Stored items from a collection

#####

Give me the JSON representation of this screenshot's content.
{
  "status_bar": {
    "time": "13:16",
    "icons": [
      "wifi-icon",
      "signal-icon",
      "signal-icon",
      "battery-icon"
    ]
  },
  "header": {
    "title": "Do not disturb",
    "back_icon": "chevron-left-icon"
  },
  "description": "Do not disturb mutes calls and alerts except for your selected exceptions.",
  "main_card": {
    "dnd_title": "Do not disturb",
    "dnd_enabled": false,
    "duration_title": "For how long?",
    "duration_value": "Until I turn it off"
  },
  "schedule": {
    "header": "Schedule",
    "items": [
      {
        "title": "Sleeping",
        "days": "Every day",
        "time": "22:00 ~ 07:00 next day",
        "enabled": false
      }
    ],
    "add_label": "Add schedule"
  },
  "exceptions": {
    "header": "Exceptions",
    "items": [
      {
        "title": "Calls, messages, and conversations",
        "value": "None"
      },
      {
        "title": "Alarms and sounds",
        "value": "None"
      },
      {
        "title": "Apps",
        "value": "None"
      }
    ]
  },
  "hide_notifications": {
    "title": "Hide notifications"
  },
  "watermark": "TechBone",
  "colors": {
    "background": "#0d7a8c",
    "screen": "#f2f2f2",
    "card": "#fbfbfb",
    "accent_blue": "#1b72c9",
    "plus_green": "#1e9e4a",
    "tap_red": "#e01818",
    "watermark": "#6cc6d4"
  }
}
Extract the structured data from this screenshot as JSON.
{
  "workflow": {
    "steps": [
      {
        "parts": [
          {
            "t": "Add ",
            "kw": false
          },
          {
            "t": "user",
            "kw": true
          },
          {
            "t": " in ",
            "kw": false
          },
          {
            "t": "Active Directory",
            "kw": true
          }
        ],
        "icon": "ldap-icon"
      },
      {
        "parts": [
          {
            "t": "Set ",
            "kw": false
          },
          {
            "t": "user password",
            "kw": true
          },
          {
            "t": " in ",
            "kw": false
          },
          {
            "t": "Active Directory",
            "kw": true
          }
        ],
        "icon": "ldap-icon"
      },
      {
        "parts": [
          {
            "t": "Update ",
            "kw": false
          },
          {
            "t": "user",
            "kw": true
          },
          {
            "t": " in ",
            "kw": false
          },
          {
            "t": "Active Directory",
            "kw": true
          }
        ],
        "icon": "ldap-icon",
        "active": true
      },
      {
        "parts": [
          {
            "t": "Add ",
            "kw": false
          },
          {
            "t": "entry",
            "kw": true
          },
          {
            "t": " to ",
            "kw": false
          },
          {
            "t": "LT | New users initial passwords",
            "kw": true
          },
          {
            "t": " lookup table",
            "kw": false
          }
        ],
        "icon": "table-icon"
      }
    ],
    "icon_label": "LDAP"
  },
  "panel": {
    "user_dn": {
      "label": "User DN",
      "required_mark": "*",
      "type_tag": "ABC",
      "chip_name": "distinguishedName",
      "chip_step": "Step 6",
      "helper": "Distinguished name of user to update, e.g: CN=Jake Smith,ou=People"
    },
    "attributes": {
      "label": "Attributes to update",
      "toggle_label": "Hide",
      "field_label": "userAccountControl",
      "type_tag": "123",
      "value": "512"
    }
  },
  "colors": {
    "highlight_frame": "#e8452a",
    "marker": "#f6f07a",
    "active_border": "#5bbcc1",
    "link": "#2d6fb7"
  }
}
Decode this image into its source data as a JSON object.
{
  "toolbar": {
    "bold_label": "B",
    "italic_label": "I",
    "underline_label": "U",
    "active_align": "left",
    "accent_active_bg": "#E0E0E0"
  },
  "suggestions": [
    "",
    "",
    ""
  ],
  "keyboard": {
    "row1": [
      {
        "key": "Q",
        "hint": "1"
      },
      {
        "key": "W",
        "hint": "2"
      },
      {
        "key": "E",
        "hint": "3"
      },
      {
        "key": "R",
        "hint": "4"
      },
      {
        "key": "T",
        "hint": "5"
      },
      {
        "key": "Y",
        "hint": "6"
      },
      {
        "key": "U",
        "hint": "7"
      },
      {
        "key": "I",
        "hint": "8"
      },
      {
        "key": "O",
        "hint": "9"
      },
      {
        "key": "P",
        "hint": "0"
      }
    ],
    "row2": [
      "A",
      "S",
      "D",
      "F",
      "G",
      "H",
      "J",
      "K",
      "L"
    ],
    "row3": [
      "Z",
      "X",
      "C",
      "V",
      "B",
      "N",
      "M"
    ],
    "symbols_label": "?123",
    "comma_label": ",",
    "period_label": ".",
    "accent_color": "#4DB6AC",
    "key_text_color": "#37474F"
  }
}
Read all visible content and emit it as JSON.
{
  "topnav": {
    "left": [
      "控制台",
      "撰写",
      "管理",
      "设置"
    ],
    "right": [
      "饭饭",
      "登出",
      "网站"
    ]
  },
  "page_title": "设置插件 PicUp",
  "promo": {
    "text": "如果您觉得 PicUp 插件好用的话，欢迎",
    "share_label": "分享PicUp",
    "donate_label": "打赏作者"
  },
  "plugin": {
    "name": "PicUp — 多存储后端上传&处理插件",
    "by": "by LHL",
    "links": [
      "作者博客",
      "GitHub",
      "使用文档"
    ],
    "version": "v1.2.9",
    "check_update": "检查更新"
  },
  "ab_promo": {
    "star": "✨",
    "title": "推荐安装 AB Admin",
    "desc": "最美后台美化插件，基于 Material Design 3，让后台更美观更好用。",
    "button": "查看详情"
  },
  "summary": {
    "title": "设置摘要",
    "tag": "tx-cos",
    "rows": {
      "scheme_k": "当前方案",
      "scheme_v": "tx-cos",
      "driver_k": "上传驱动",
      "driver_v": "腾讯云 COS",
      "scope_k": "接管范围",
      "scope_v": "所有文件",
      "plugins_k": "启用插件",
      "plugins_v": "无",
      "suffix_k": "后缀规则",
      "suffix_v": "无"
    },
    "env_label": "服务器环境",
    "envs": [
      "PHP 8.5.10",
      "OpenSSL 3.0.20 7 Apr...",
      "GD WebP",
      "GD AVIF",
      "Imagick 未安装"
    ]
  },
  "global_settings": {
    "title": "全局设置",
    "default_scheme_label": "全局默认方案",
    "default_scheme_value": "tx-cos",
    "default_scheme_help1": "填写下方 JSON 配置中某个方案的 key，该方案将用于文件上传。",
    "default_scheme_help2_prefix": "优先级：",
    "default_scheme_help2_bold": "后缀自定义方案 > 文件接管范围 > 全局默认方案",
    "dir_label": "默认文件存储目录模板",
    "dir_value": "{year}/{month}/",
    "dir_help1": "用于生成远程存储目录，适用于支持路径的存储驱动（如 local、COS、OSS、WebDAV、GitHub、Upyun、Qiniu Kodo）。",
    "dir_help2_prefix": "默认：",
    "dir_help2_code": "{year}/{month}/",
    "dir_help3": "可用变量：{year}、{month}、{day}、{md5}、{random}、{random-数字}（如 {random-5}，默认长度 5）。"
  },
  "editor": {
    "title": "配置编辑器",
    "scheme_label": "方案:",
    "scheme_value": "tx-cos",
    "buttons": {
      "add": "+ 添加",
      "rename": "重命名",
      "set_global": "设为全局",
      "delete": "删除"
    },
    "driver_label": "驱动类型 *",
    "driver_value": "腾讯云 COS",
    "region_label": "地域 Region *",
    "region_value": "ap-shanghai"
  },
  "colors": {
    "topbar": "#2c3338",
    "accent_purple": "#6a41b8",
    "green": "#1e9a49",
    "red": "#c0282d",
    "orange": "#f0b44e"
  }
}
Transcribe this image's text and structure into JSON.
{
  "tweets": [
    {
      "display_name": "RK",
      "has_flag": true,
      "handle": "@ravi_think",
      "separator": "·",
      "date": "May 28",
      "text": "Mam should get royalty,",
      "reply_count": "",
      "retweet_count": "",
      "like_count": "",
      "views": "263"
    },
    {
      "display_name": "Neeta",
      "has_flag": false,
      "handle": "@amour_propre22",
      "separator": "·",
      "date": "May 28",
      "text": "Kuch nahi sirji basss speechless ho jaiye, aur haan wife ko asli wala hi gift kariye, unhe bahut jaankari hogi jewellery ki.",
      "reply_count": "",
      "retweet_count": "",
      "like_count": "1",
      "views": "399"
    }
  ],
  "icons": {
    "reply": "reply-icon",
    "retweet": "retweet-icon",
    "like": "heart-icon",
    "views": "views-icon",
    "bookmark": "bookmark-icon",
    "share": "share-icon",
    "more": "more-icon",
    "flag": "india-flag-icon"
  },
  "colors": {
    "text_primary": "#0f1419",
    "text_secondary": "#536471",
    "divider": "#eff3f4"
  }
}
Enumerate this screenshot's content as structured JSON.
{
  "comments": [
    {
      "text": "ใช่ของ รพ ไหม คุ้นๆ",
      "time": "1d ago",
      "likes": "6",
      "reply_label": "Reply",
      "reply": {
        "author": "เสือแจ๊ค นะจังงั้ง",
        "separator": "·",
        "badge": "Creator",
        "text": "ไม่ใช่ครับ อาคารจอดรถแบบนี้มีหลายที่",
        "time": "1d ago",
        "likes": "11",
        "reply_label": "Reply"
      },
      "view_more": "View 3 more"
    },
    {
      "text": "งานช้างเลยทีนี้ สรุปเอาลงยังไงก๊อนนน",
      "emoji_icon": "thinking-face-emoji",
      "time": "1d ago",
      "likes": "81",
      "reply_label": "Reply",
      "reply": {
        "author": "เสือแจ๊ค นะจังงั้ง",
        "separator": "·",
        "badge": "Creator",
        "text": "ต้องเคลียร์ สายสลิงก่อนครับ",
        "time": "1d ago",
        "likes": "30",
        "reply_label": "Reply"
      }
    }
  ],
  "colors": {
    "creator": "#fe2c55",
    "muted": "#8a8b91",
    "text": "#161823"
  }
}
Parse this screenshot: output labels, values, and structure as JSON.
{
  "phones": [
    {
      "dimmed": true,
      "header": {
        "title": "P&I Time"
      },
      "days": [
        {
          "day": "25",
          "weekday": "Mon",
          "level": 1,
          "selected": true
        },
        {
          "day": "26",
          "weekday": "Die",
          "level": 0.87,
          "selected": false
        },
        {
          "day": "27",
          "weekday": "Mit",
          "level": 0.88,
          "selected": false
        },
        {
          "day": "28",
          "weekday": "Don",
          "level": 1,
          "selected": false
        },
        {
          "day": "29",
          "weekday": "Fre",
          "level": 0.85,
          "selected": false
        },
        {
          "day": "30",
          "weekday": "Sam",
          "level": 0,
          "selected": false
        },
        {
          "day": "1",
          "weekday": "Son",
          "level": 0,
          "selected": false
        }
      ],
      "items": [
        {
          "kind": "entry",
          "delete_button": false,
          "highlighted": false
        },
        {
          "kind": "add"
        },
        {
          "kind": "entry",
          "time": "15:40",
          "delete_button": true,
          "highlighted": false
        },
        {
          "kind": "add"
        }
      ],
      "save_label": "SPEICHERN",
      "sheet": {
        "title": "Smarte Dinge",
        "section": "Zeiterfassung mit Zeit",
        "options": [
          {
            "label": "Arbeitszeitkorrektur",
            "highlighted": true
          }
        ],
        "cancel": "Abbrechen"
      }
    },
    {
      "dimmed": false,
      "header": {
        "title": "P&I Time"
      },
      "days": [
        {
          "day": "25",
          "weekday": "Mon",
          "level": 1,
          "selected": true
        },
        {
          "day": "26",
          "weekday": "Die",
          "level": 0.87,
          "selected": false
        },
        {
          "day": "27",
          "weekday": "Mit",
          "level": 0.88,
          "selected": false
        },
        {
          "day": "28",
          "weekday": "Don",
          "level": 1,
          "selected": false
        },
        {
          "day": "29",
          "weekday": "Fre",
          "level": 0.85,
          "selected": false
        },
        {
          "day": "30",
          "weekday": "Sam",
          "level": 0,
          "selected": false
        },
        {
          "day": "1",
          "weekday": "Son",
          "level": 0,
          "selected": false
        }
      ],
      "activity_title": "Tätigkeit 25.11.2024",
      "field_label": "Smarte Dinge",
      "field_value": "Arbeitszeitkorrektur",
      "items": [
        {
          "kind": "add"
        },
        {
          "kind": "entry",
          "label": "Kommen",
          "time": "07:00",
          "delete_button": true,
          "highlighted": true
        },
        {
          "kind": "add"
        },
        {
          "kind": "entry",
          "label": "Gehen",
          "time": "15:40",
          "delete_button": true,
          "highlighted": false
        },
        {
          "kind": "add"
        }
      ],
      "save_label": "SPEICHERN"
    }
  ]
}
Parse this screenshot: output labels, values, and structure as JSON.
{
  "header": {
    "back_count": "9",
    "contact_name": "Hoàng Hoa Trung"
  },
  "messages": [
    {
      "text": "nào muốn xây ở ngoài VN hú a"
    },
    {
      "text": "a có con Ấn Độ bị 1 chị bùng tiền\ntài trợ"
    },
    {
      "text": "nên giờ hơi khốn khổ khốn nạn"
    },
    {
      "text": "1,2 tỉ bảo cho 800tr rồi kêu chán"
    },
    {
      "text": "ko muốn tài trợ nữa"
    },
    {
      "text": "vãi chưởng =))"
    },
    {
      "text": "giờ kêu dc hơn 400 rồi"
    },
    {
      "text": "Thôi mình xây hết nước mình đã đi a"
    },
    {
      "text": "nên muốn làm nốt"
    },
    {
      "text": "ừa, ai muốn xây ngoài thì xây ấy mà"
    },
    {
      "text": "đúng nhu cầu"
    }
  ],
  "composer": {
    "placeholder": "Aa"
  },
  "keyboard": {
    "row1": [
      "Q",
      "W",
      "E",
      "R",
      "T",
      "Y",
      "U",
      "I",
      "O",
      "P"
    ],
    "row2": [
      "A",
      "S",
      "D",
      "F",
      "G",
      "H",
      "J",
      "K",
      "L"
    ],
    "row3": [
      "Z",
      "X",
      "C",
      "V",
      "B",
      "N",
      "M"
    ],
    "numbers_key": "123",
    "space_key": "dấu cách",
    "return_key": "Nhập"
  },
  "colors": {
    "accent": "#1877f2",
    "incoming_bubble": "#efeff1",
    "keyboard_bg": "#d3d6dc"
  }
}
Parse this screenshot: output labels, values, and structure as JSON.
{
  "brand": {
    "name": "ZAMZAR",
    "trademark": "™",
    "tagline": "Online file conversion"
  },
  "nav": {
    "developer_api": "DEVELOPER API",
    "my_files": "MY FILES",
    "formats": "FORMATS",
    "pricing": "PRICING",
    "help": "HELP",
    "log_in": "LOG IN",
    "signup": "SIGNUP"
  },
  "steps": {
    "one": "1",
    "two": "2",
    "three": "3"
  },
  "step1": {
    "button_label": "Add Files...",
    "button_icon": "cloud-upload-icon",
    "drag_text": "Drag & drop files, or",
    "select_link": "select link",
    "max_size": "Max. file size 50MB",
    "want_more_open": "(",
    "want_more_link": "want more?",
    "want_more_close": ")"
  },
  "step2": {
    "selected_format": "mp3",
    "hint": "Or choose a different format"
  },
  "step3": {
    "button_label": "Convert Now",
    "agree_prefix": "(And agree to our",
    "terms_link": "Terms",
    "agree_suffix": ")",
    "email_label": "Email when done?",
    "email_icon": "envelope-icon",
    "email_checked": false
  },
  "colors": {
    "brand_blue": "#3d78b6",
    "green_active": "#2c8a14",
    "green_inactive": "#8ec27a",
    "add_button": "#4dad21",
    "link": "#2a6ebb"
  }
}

#####

Short exercise: Choose all lines containing the string "Arbeitszeitkorrektur" and copy them out.

Completed exercise:
            "label": "Arbeitszeitkorrektur",
      "field_value": "Arbeitszeitkorrektur",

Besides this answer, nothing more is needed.